» **Problem description**
Find and copy every line in the records that includes the string "биологических".

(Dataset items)
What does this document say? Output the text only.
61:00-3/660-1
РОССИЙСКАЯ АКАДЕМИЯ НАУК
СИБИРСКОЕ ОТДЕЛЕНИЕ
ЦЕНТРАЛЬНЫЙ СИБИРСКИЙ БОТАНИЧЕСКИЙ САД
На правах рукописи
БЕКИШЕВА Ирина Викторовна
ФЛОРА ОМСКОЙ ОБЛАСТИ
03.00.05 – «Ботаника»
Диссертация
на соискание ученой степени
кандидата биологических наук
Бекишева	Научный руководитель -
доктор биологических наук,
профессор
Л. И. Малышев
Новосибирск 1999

» **Full output**
кандидата биологических наук
доктор биологических наук,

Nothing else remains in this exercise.